▶ _Text section_
The Pearl River Bridge Mushroom Dark Soy is a very strong flavor. I haven’t tried it in a dish yet but a little bit would go an extremely long way. I have a sneaking suspicion there must be a better one out there.

@LostHighway I have to check out Pooja next. Thanks for the heads up. I don’t know much about the other places you named. I have been in a silo of Italian cuisine for the last five years. Now that I am out I am trying to catch up fast globally. Starting with China and India and working my way out from those hubs. So much to learn!!
 
Usually just use dark soy for colour, unless you get really good mushroom dark soy, a lot of them use caramel colouring
 
The Pearl River Bridge Mushroom Dark Soy is a very strong flavor. I haven’t tried it in a dish yet but a little bit would go an extremely long way. I have a sneaking suspicion there must be a better one out there.

@LostHighway I have to check out Pooja next. Thanks for the heads up. I don’t know much about the other places you named. I have been in a silo of Italian cuisine for the last five years. Now that I am out I am trying to catch up fast globally. Starting with China and India and working my way out from those hubs. So much to learn!!
youre gonna be stuck in india for a while, such good food.

reach out to me when you get to korea, ill give you my 'korean bbq' marinade recipe
 
@CiderBear you didn't honestly think I didnt have a Hello Kitty soya sauce bottle

And yeah 3crab is THE fish sauce of choice

My chinese ancestors must be pissed I choose japanese soya sauce over chinese soya sauceView attachment 72206

I used 3 Crabs too but when I can find it I prefer Phan Thiet. Kind of camped next to the factory in Phan Thiet for several months during a lively part of my life. You don't forget the smell of a fish sauce factory for sure. :)
 
Have either of you compared it to the Red Boat fish sauce? I get the 40°N version but there are some even fancier versions too.

A long time ago my bosses bought one of the bourbon barrel aged bottled from Red Boat. I finally took it home. Kind of makes me laugh.

I have about 6 varieties of fish sauce around at all times. I am not a huge fan of 3 crabs but it has its uses.
 
I think South India has largest veg. population on the planet.

Northern India has wonderful meat curries. Not to mention some truly beautiful women.

Something to do with eating meat curry? :) I don't mind eating vegetarian off an on. Just don't try to make that a legal requirement like some vegans around here would.

▶ _Dataset extract_
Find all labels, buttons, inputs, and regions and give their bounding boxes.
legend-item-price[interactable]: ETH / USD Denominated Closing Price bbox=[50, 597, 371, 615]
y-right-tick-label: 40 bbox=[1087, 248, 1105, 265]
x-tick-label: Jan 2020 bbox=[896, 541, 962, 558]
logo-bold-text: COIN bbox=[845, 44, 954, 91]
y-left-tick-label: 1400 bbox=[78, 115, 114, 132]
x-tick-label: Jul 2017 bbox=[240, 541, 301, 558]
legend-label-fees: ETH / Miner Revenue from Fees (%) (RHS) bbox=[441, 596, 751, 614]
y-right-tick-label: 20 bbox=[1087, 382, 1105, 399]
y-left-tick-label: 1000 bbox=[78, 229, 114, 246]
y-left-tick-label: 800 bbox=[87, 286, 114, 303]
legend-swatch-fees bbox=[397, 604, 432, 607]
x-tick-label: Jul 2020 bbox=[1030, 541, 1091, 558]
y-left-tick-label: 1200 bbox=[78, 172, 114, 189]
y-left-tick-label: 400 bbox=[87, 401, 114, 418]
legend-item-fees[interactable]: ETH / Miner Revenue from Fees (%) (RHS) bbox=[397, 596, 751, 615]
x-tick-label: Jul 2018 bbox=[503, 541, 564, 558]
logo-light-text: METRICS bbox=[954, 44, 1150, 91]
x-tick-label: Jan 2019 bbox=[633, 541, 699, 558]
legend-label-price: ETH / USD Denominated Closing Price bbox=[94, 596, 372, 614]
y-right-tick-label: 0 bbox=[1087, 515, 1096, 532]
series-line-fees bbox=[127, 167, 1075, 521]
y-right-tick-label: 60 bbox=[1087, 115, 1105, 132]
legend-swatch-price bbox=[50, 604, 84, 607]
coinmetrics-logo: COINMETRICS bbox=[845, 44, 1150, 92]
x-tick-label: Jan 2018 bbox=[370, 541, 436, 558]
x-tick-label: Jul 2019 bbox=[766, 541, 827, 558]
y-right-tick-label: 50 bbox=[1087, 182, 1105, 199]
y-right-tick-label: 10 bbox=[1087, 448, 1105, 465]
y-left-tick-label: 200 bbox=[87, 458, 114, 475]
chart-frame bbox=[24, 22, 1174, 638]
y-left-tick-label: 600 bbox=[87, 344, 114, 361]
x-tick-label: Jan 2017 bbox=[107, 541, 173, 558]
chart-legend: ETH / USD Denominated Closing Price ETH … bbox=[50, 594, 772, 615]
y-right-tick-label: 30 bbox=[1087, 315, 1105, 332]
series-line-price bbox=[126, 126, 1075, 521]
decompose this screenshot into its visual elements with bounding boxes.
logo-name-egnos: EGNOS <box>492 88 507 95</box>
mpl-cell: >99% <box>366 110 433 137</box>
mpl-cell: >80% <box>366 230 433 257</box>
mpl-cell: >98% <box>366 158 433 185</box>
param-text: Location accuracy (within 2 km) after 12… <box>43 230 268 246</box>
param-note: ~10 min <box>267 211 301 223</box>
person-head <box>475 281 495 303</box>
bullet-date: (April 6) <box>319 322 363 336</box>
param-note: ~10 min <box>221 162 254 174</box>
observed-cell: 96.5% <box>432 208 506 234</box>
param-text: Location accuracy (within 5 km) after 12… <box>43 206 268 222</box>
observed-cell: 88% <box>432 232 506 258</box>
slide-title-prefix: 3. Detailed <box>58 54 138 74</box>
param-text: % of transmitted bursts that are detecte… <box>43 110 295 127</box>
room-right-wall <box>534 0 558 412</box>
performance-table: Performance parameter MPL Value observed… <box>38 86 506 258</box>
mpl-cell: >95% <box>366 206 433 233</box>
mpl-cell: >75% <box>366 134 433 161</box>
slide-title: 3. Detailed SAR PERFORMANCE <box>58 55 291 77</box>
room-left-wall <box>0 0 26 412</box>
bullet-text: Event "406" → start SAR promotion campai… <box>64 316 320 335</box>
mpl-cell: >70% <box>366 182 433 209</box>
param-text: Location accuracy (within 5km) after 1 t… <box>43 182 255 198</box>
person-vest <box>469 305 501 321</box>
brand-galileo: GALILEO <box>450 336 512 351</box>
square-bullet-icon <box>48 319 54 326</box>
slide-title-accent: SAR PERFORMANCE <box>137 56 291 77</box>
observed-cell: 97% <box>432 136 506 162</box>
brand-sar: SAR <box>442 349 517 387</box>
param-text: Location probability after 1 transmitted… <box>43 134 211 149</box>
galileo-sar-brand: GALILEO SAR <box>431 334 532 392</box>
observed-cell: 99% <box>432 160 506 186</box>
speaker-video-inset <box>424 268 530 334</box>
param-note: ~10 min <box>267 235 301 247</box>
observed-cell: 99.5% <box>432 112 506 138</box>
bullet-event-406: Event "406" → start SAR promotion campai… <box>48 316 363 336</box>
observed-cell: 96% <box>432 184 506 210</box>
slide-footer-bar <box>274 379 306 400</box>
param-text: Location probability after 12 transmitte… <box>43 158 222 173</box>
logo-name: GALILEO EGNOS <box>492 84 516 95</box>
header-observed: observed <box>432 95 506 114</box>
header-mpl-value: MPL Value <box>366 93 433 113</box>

▶ _What the exercise asks_
Pick up the forum discussion about soy sauce and fish sauce after its last post, and add the next few replies in the same casual voice.

▶ _Answer to this task_
When I went to India was working at Kahala Hilton. Stayed for free at Hilton in Madras. It was fancy hotel & the female staff front of the house were exotic beauties. Even on Air India 1990 there were boxes in people's laps things that would never be legal in US. People having great time watching the Indian movie and a stewardess that could win any beauty contest.
 
When I went to India was working at Kahala Hilton. Stayed for free at Hilton in Madras. It was fancy hotel & the female staff front of the house were exotic beauties. Even on Air India 1990 there were boxes in people's laps things that would never be legal in US. People having great time watching the Indian movie and a stewardess that could win any beauty contest.
you forgot while being able to smoke :)
 
India is sensory overload. Was there about a month mostly travel by train & taxi Scooters. It's like stepping back in time.
 
Where did you get that Hello Kitty soy container. I thiñk Janice loves our cat more than meo_O

It’s a kikkoman bottle lol. The Asian Markets sell a variety in them for about $5cad (expensive for the quality and amount, but the bottle is worth it). They’re legit glass bottles, the hello kitty isn’t a shrink wrapped label that peels off
 
I use tomasu shoyu for my good dipping soy sauce, it is made in the Netherlands and from ingredients that are all sourced locally. Really good flavour!
 
Trip to Korea sounds great. I made a broth tonight with white wine, stock, light soy, double fermented soy, fish sauce, and gochujang to put it over the top. Really good flavor. It’s a whole new palette to play with. Loving it.
 
Trip to Korea sounds great. I made a broth tonight with white wine, stock, light soy, double fermented soy, fish sauce, and gochujang to put it over the top. Really good flavor. It’s a whole new palette to play with. Loving it.
Instead of fish sauce try dried anchovies and Kombu. Sake instead of wine.